Exploration of How Social Media Can Predict Winning Metrics Better Than Salary

In [None]:
import pandas as pd
import statsmodels.api as sm
import numpy as np
import statsmodels.formula.api as smf
import matplotlib.pyplot as plt
import seaborn as sns
from sklearn.cluster import KMeans
color = sns.color_palette()
from IPython.core.display import display, HTML
display(HTML("<style>.container { width:100% !important; }</style>"))
%matplotlib inline

In [None]:
attendance_valuation_elo_df = pd.read_csv("../input/nba_2017_att_val_elo.csv");attendance_valuation_elo_df.head()

In [None]:
salary_df = pd.read_csv("../input/nba_2017_salary.csv");salary_df.head()


In [None]:
pie_df = pd.read_csv("../input/nba_2017_pie.csv");pie_df.head()

In [None]:
plus_minus_df = pd.read_csv("../input/nba_2017_real_plus_minus.csv");plus_minus_df.head()

In [None]:
br_stats_df = pd.read_csv("../input/nba_2017_br.csv");br_stats_df.head()

In [None]:

plus_minus_df.rename(columns={"NAME":"PLAYER", "WINS": "WINS_RPM"}, inplace=True)
players = []
for player in plus_minus_df["PLAYER"]:
    plyr, _ = player.split(",")
    players.append(plyr)
plus_minus_df.drop(["PLAYER"], inplace=True, axis=1)
plus_minus_df["PLAYER"] = players
plus_minus_df.head()

In [None]:

nba_players_df = br_stats_df.copy()
nba_players_df.rename(columns={'Player': 'PLAYER','Pos':'POSITION', 'Tm': "TEAM", 'Age': 'AGE', "PS/G": "POINTS"}, inplace=True)
nba_players_df.drop(["G", "GS", "TEAM"], inplace=True, axis=1)
nba_players_df = nba_players_df.merge(plus_minus_df, how="inner", on="PLAYER")
nba_players_df.head()

In [None]:

pie_df_subset = pie_df[["PLAYER", "PIE", "PACE", "W"]].copy()
nba_players_df = nba_players_df.merge(pie_df_subset, how="inner", on="PLAYER")
nba_players_df.head()

In [None]:
salary_df.rename(columns={'NAME': 'PLAYER'}, inplace=True)
salary_df["SALARY_MILLIONS"] = round(salary_df["SALARY"]/1000000, 2)
salary_df.drop(["POSITION","TEAM", "SALARY"], inplace=True, axis=1)
salary_df.head()

In [None]:
diff = list(set(nba_players_df["PLAYER"].values.tolist()) - set(salary_df["PLAYER"].values.tolist()))

In [None]:
len(diff)


In [None]:
nba_players_with_salary_df = nba_players_df.merge(salary_df); 

In [None]:
plt.subplots(figsize=(20,15))
ax = plt.axes()
ax.set_title("NBA Player Correlation Heatmap:  2016-2017 Season (STATS & SALARY)")
corr = nba_players_with_salary_df.corr()
sns.heatmap(corr, 
            xticklabels=corr.columns.values,
            yticklabels=corr.columns.values)

In [None]:
sns.lmplot(x="SALARY_MILLIONS", y="WINS_RPM", data=nba_players_with_salary_df)


In [None]:
results = smf.ols('W ~POINTS', data=nba_players_with_salary_df).fit()
·····
▶ _Direction 1_
In the NBA salary notebook, what figure size is passed to plt.subplots for the heatmap?
▶ _Direction 2_
Write out everything in the NBA salary notebook from "players.append(plyr)" down to "nba_players_df = br_stats_df.copy()", copying it character for character.
·····
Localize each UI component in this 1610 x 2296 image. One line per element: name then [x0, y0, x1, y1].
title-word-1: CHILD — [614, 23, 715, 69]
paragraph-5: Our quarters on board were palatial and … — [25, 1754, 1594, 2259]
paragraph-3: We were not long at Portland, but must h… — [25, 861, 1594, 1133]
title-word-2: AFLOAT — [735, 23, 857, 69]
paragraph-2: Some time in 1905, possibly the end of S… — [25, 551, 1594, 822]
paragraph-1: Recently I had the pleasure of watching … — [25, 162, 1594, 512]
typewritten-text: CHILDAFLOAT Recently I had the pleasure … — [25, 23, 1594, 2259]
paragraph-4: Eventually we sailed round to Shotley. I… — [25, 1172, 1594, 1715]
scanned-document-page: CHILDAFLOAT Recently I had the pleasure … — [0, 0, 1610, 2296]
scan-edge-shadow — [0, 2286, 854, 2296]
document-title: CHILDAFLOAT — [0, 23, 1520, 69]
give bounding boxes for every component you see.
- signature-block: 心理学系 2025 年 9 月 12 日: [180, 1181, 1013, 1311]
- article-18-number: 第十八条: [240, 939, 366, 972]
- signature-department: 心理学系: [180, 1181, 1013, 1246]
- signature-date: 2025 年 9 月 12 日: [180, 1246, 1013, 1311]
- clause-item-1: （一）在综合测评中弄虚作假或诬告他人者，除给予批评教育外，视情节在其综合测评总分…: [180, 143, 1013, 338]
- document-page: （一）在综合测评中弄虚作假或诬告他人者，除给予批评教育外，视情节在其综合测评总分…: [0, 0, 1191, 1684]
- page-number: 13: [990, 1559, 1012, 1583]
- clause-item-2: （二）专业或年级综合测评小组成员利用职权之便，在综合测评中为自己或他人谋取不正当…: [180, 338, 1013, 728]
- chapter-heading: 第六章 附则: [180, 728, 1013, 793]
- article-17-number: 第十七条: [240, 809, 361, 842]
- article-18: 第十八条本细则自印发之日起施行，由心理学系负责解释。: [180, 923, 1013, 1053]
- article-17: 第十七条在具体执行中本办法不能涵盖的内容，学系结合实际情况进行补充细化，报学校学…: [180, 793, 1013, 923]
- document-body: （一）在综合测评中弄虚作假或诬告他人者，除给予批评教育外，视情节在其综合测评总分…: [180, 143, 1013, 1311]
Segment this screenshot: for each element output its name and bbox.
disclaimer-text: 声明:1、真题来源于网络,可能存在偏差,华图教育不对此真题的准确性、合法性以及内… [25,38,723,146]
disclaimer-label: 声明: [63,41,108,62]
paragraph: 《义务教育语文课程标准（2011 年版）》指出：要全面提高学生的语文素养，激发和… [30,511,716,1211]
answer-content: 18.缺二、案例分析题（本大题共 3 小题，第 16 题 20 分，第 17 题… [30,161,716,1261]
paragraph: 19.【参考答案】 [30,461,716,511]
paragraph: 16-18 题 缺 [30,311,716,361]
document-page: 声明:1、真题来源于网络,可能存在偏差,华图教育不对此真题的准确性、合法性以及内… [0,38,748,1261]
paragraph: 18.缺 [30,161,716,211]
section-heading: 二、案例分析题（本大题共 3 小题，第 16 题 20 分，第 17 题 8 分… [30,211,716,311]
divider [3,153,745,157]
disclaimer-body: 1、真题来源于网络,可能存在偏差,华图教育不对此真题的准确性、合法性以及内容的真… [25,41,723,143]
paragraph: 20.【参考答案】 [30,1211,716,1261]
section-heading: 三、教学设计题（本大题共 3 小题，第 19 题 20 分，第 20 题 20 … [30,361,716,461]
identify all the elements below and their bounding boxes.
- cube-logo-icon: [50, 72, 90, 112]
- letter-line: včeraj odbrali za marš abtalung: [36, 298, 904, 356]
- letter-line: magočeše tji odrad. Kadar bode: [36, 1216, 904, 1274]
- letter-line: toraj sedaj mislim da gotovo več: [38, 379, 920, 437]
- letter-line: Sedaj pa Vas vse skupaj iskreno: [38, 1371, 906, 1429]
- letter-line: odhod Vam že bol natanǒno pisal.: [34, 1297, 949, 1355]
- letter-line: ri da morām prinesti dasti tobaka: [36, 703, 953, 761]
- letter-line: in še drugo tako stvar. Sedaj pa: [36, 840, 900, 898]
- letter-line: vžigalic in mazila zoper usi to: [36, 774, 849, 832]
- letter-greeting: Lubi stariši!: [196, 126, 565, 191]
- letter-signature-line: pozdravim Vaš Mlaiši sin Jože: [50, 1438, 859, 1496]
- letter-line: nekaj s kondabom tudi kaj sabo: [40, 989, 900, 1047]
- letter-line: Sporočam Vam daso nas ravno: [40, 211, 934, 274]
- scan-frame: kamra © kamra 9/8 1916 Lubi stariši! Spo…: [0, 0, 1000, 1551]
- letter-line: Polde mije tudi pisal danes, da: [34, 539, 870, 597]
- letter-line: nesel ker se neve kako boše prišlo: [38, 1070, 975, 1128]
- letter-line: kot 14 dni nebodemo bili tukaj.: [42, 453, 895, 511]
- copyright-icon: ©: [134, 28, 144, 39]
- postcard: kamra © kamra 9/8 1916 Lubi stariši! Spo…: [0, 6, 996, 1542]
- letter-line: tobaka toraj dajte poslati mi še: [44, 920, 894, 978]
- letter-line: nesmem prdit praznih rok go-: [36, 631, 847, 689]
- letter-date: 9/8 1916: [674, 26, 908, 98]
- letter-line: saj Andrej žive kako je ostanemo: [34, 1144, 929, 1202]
·····
▶ _Task answer 1_
(20,15)

▶ _Task answer 2_
players.append(plyr)
plus_minus_df.drop(["PLAYER"], inplace=True, axis=1)
plus_minus_df["PLAYER"] = players
plus_minus_df.head()

In [None]:

nba_players_df = br_stats_df.copy()